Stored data
========
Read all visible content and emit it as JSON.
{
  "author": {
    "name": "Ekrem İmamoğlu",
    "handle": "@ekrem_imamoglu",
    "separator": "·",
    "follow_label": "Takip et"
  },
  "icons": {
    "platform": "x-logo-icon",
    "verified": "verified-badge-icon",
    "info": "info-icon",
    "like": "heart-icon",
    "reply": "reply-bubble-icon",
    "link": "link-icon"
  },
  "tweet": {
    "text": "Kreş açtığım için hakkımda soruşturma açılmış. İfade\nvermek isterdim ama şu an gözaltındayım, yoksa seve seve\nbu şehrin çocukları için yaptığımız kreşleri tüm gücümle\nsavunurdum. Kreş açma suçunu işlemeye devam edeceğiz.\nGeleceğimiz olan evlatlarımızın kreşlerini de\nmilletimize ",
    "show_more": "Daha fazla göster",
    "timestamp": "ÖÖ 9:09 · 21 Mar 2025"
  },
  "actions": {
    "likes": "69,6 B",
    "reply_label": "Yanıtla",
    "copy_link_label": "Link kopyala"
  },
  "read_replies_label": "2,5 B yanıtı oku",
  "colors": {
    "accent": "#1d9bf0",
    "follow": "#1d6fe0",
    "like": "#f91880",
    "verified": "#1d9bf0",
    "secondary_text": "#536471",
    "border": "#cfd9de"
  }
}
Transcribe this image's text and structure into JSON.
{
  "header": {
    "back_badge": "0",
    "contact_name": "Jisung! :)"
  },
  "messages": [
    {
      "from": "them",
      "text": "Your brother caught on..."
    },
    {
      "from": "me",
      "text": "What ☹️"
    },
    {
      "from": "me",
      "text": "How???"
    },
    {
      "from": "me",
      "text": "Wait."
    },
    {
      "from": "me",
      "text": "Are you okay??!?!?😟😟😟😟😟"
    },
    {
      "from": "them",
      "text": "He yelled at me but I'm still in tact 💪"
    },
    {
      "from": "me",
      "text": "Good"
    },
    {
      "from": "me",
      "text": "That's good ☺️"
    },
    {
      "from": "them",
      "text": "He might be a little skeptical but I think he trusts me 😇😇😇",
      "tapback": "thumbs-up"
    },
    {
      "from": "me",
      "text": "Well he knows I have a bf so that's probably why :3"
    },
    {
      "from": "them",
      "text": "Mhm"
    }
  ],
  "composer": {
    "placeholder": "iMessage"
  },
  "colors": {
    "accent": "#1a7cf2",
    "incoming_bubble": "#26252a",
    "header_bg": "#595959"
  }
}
========
> **Exercise instructions**
Output all of the data again, exactly.

> **Result of the exercise**
Read all visible content and emit it as JSON.
{
  "author": {
    "name": "Ekrem İmamoğlu",
    "handle": "@ekrem_imamoglu",
    "separator": "·",
    "follow_label": "Takip et"
  },
  "icons": {
    "platform": "x-logo-icon",
    "verified": "verified-badge-icon",
    "info": "info-icon",
    "like": "heart-icon",
    "reply": "reply-bubble-icon",
    "link": "link-icon"
  },
  "tweet": {
    "text": "Kreş açtığım için hakkımda soruşturma açılmış. İfade\nvermek isterdim ama şu an gözaltındayım, yoksa seve seve\nbu şehrin çocukları için yaptığımız kreşleri tüm gücümle\nsavunurdum. Kreş açma suçunu işlemeye devam edeceğiz.\nGeleceğimiz olan evlatlarımızın kreşlerini de\nmilletimize ",
    "show_more": "Daha fazla göster",
    "timestamp": "ÖÖ 9:09 · 21 Mar 2025"
  },
  "actions": {
    "likes": "69,6 B",
    "reply_label": "Yanıtla",
    "copy_link_label": "Link kopyala"
  },
  "read_replies_label": "2,5 B yanıtı oku",
  "colors": {
    "accent": "#1d9bf0",
    "follow": "#1d6fe0",
    "like": "#f91880",
    "verified": "#1d9bf0",
    "secondary_text": "#536471",
    "border": "#cfd9de"
  }
}
Transcribe this image's text and structure into JSON.
{
  "header": {
    "back_badge": "0",
    "contact_name": "Jisung! :)"
  },
  "messages": [
    {
      "from": "them",
      "text": "Your brother caught on..."
    },
    {
      "from": "me",
      "text": "What ☹️"
    },
    {
      "from": "me",
      "text": "How???"
    },
    {
      "from": "me",
      "text": "Wait."
    },
    {
      "from": "me",
      "text": "Are you okay??!?!?😟😟😟😟😟"
    },
    {
      "from": "them",
      "text": "He yelled at me but I'm still in tact 💪"
    },
    {
      "from": "me",
      "text": "Good"
    },
    {
      "from": "me",
      "text": "That's good ☺️"
    },
    {
      "from": "them",
      "text": "He might be a little skeptical but I think he trusts me 😇😇😇",
      "tapback": "thumbs-up"
    },
    {
      "from": "me",
      "text": "Well he knows I have a bf so that's probably why :3"
    },
    {
      "from": "them",
      "text": "Mhm"
    }
  ],
  "composer": {
    "placeholder": "iMessage"
  },
  "colors": {
    "accent": "#1a7cf2",
    "incoming_bubble": "#26252a",
    "header_bg": "#595959"
  }
}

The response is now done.